*What you have to do*. Find the line that contains "Type out the text in this image." and print it and every line after it, exactly, please.

*Dataset records*.
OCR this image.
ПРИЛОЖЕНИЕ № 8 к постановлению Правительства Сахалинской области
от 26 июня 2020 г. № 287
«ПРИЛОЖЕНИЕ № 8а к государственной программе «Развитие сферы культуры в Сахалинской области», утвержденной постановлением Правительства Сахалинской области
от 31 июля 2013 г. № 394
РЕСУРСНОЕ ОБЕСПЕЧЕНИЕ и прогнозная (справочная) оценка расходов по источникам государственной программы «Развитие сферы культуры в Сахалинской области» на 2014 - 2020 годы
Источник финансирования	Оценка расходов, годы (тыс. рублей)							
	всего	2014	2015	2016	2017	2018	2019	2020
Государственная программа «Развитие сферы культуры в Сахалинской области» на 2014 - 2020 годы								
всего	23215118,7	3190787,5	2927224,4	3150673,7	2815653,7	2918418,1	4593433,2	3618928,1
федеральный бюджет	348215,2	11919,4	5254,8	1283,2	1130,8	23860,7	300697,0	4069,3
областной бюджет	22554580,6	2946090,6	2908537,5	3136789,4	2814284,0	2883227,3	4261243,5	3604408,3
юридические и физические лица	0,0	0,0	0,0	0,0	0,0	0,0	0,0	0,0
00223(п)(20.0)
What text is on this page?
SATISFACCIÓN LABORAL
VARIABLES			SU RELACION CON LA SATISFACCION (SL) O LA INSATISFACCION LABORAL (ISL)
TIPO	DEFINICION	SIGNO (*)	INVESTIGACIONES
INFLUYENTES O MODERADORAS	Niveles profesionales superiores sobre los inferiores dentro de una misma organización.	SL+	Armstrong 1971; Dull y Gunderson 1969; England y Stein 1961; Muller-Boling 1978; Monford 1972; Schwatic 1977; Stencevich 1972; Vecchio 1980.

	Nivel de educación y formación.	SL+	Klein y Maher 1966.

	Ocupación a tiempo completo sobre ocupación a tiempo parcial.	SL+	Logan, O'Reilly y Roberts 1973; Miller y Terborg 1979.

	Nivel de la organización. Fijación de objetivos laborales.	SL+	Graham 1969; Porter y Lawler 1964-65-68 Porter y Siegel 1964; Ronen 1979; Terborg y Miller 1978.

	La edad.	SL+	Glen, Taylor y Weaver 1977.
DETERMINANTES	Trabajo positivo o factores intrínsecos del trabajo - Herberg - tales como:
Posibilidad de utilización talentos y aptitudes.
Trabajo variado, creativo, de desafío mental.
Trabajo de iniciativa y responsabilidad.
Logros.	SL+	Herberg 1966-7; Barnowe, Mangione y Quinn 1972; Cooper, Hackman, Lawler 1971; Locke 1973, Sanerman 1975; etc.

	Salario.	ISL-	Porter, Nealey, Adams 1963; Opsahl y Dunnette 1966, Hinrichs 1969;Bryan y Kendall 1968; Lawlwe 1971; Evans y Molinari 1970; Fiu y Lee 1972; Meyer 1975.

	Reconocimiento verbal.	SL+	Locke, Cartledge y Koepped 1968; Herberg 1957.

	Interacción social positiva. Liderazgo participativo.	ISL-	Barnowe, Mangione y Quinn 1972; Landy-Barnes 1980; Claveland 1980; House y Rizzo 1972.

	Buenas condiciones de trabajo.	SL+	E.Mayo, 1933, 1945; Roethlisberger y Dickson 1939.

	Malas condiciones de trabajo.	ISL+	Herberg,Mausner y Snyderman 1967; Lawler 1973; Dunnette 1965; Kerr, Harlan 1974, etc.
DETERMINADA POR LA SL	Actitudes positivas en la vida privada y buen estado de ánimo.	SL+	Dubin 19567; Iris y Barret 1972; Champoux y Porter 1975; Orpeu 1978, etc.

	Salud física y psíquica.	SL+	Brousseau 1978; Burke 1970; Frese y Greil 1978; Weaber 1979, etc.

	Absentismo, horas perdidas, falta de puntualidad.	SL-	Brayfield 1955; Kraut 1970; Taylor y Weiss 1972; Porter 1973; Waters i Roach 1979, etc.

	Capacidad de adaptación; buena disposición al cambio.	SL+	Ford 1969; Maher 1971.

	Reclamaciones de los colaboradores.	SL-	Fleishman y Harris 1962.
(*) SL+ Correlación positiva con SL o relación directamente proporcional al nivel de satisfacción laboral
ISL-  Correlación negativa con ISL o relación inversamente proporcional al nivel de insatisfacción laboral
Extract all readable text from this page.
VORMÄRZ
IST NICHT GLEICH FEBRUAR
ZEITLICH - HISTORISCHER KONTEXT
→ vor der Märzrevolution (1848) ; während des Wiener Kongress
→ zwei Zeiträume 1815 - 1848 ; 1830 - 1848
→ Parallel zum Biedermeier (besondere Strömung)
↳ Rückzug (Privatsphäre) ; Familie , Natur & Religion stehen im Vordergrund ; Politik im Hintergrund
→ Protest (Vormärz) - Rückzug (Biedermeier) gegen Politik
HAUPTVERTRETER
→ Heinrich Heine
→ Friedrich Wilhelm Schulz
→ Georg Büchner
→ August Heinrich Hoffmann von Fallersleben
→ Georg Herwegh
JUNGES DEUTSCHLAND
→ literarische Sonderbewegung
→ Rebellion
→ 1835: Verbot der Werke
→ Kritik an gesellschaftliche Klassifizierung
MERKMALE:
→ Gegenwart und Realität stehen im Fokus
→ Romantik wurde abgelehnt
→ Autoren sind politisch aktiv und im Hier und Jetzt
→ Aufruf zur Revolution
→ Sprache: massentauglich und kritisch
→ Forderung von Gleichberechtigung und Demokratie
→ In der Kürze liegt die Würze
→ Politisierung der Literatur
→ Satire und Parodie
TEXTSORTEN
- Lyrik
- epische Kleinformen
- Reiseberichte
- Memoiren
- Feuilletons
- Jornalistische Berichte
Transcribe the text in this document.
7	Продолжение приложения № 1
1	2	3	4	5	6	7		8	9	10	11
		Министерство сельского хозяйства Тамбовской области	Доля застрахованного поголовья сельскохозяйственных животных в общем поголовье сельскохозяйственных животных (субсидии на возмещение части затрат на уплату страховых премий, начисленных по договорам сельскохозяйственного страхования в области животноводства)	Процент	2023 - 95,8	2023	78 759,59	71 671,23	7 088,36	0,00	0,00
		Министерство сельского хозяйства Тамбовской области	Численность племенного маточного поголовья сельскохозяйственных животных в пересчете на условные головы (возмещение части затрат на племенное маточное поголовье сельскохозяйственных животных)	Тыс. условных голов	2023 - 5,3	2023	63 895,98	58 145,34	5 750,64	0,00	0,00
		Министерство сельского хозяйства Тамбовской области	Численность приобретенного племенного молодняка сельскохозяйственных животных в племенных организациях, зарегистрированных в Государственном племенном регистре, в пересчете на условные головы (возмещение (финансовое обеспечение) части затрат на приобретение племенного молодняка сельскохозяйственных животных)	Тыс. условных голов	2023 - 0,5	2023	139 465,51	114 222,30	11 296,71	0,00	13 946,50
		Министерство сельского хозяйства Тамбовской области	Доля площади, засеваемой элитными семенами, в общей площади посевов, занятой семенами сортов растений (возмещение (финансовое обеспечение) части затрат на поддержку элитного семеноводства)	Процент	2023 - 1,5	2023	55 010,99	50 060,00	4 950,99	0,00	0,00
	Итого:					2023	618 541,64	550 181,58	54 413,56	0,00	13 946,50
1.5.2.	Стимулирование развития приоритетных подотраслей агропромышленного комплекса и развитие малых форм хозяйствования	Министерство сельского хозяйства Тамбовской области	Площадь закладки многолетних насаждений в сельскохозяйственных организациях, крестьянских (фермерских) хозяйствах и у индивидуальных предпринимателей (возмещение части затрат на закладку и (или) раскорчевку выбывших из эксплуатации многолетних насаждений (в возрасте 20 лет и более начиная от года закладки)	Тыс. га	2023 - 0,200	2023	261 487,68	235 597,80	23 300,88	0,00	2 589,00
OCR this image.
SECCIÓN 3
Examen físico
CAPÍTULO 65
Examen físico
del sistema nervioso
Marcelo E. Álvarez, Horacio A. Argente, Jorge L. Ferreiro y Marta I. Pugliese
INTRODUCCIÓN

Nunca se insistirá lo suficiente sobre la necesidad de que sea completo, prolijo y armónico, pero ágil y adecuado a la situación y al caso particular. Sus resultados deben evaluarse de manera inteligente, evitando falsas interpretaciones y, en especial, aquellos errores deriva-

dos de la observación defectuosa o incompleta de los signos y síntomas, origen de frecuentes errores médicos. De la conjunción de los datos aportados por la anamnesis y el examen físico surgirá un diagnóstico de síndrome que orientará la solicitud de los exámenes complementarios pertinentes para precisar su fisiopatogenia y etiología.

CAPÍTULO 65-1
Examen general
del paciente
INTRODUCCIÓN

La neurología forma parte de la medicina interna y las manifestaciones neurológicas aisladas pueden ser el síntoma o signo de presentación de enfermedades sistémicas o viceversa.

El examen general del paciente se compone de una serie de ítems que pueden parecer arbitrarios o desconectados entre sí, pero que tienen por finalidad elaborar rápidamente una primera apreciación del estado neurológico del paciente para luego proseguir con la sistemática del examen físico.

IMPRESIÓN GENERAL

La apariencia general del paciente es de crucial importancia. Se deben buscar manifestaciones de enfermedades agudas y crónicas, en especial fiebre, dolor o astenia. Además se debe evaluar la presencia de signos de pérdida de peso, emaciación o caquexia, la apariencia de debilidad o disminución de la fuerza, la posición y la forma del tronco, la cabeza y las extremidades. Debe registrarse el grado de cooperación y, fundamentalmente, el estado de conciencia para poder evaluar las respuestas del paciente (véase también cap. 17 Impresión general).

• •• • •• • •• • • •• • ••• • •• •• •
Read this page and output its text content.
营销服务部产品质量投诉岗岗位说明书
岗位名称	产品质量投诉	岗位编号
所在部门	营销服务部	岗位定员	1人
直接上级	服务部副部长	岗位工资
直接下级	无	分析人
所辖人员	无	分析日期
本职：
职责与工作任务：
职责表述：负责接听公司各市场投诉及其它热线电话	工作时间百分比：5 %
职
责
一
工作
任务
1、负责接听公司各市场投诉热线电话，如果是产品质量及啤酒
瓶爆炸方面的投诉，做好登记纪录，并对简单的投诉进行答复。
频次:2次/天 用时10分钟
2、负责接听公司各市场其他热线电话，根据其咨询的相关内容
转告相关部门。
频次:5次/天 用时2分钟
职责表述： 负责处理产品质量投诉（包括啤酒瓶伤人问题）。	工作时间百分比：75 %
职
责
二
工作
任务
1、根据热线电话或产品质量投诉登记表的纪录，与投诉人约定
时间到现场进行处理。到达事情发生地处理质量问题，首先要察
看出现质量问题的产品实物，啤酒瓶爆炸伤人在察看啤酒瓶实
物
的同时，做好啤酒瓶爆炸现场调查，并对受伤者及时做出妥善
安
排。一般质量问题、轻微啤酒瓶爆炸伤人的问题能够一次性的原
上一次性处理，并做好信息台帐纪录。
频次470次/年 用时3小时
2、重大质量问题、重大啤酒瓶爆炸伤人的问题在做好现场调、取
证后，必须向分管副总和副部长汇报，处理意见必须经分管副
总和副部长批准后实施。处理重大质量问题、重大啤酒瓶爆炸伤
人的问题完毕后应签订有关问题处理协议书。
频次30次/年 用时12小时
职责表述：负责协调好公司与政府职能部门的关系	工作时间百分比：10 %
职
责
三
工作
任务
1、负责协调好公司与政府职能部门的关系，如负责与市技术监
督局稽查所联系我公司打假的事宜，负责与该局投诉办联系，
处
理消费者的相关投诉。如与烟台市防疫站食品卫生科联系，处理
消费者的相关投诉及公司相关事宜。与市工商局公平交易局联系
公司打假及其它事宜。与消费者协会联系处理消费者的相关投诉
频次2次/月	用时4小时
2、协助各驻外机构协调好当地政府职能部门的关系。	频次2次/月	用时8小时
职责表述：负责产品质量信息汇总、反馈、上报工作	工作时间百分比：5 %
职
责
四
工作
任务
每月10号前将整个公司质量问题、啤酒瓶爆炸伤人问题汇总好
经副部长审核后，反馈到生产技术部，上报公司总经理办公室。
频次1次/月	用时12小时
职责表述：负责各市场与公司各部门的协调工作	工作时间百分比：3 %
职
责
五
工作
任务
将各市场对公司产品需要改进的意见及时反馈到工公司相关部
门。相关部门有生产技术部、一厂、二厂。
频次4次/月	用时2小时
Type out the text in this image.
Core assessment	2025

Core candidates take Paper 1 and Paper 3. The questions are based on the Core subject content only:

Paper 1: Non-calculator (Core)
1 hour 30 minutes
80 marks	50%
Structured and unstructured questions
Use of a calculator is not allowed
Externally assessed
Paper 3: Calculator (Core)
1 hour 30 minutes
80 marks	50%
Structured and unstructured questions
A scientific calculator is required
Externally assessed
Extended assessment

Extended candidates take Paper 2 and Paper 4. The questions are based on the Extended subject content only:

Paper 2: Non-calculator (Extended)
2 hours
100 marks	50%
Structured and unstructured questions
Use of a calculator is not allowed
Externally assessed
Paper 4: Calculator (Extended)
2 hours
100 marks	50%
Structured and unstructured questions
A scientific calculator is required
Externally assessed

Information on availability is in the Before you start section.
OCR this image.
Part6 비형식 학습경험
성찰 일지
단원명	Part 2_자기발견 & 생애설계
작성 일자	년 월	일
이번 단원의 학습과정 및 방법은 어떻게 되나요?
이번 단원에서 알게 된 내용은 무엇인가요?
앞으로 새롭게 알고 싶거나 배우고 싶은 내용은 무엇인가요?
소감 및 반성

*Exercise result*.
Type out the text in this image.
Core assessment	2025

Core candidates take Paper 1 and Paper 3. The questions are based on the Core subject content only:

Paper 1: Non-calculator (Core)
1 hour 30 minutes
80 marks	50%
Structured and unstructured questions
Use of a calculator is not allowed
Externally assessed
Paper 3: Calculator (Core)
1 hour 30 minutes
80 marks	50%
Structured and unstructured questions
A scientific calculator is required
Externally assessed
Extended assessment

Extended candidates take Paper 2 and Paper 4. The questions are based on the Extended subject content only:

Paper 2: Non-calculator (Extended)
2 hours
100 marks	50%
Structured and unstructured questions
Use of a calculator is not allowed
Externally assessed
Paper 4: Calculator (Extended)
2 hours
100 marks	50%
Structured and unstructured questions
A scientific calculator is required
Externally assessed

Information on availability is in the Before you start section.
OCR this image.
Part6 비형식 학습경험
성찰 일지
단원명	Part 2_자기발견 & 생애설계
작성 일자	년 월	일
이번 단원의 학습과정 및 방법은 어떻게 되나요?
이번 단원에서 알게 된 내용은 무엇인가요?
앞으로 새롭게 알고 싶거나 배우고 싶은 내용은 무엇인가요?
소감 및 반성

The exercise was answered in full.